(Extracted data entries)
-- START --

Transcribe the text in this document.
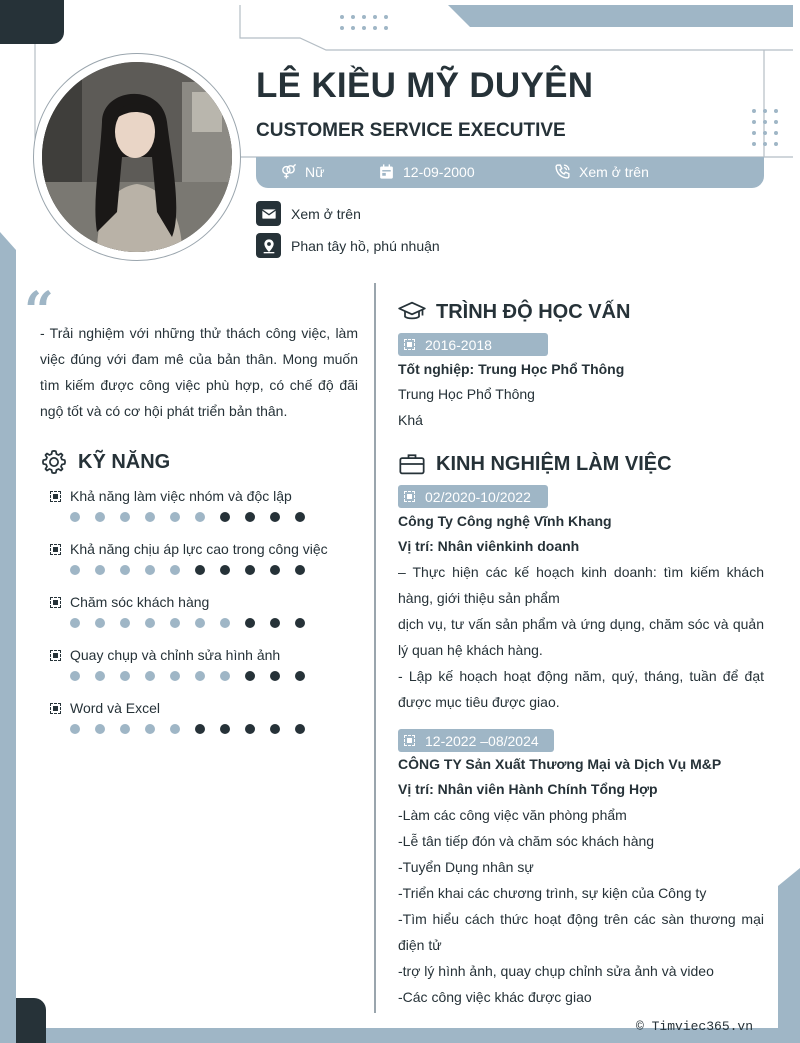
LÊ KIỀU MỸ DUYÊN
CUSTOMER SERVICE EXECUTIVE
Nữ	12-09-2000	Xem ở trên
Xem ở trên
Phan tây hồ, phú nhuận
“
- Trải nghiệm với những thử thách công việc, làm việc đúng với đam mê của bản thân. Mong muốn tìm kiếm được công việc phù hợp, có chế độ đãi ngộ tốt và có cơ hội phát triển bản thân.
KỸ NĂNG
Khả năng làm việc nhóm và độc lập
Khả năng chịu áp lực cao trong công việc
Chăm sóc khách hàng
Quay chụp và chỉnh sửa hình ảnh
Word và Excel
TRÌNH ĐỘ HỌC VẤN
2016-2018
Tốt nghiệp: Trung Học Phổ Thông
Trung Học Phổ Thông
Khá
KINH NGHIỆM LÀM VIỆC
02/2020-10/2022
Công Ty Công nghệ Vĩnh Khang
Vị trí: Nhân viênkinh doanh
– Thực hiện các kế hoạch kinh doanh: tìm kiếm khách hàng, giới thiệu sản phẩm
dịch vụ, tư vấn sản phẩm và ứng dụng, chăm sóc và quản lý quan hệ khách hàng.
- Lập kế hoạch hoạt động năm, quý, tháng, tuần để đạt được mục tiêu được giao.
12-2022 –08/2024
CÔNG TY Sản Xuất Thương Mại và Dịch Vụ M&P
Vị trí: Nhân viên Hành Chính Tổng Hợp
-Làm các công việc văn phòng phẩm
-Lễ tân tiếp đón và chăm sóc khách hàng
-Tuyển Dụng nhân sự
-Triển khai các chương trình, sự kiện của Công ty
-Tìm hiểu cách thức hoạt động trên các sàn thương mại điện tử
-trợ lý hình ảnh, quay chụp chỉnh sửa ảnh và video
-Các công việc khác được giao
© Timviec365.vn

-- END --
-- START --

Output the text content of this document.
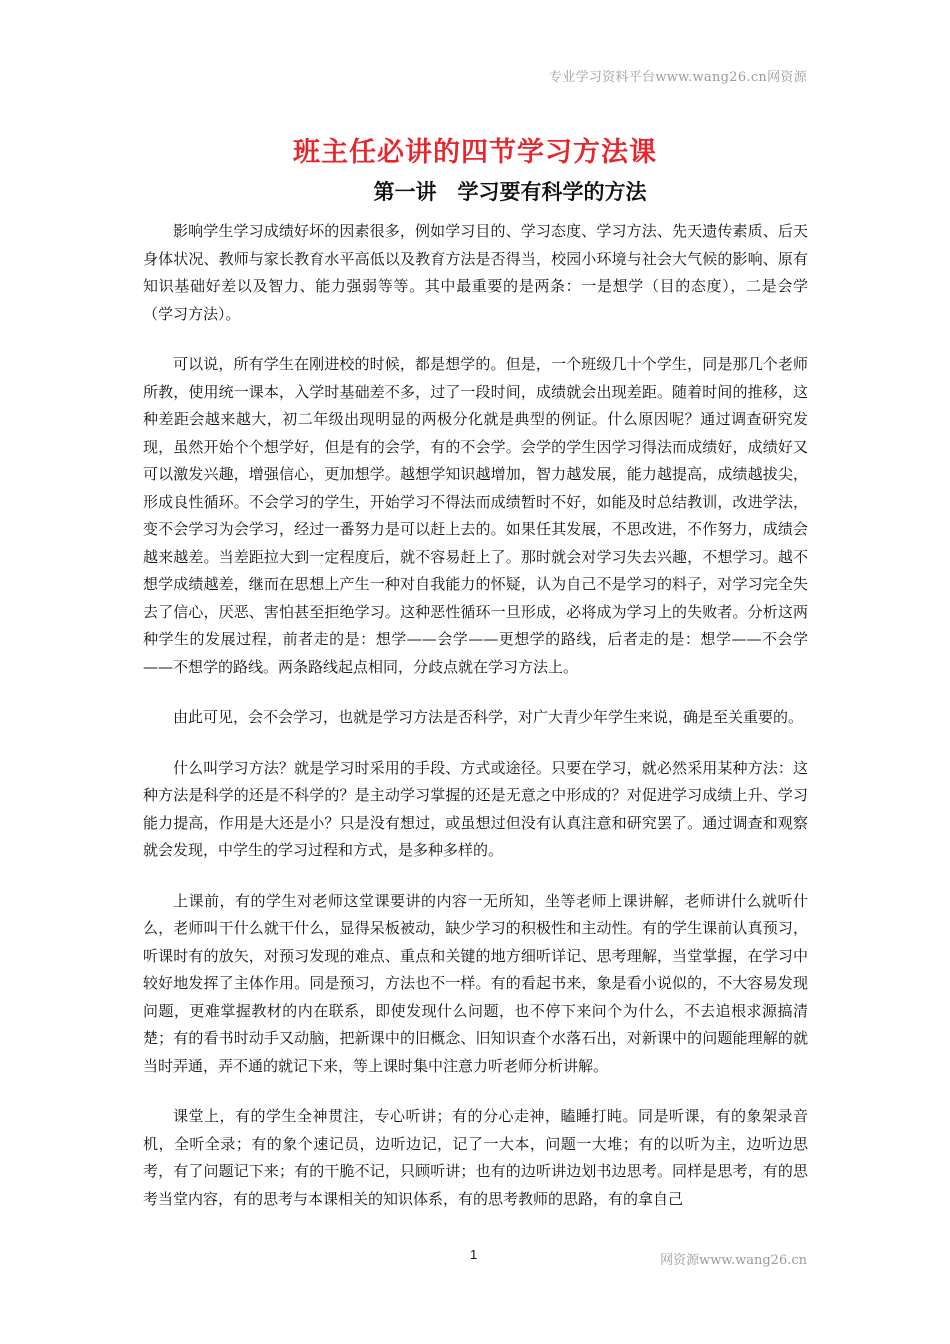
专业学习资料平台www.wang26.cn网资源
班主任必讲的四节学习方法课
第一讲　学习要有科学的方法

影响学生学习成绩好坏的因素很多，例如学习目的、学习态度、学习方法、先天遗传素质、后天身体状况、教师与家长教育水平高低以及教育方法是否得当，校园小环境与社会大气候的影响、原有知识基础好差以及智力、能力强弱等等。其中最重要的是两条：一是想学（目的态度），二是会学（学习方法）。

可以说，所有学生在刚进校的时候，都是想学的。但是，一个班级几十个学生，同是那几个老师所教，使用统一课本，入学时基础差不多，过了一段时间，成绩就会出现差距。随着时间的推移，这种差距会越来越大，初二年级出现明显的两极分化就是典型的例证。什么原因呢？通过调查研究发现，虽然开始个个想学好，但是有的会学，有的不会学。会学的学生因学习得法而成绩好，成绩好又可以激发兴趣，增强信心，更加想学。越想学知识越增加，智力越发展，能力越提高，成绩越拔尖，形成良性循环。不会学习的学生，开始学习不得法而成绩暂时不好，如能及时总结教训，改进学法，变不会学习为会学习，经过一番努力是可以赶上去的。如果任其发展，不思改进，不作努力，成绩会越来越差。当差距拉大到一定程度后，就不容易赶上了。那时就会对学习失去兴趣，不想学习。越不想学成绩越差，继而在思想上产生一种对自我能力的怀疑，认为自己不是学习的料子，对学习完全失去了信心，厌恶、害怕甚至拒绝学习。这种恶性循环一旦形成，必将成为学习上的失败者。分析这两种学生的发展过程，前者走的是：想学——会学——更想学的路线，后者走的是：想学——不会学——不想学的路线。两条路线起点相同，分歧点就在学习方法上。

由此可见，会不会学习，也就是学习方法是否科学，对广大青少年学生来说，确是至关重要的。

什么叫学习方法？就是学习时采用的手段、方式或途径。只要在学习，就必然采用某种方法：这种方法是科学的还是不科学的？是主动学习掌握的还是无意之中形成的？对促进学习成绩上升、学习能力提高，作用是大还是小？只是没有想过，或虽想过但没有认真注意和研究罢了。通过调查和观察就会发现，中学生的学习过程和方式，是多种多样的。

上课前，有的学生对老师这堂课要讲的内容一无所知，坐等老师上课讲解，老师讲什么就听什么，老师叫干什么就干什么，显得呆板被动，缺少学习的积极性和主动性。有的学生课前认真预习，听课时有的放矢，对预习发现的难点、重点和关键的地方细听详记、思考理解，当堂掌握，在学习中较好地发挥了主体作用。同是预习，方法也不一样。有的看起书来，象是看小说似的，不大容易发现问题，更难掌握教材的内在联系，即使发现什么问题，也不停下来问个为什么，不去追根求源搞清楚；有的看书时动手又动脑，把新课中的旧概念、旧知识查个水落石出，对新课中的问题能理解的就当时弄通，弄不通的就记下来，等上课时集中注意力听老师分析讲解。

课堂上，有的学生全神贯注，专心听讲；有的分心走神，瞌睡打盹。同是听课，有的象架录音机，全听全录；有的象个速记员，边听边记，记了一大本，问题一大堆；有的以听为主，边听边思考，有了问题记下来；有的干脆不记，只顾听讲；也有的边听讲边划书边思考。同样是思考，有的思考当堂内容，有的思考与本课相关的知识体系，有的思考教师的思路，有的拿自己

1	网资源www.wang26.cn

-- END --
-- START --

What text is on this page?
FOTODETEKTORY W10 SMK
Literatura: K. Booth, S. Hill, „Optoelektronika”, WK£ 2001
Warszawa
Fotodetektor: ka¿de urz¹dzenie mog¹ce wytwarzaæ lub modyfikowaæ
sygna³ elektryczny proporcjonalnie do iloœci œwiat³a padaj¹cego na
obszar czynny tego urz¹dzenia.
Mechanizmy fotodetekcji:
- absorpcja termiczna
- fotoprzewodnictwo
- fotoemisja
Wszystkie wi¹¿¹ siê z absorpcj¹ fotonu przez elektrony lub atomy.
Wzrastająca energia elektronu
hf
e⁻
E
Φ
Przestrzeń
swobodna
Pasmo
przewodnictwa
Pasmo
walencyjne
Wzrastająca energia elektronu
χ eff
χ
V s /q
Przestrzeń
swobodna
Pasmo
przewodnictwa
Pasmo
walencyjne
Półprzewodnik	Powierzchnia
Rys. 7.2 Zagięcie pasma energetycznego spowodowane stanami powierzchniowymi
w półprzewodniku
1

-- END --

REQUIRED TASK: In the records above, find each line with the word "giao" and copy it.

TASK OUTPUT:
- Lập kế hoạch hoạt động năm, quý, tháng, tuần để đạt được mục tiêu được giao.
-Các công việc khác được giao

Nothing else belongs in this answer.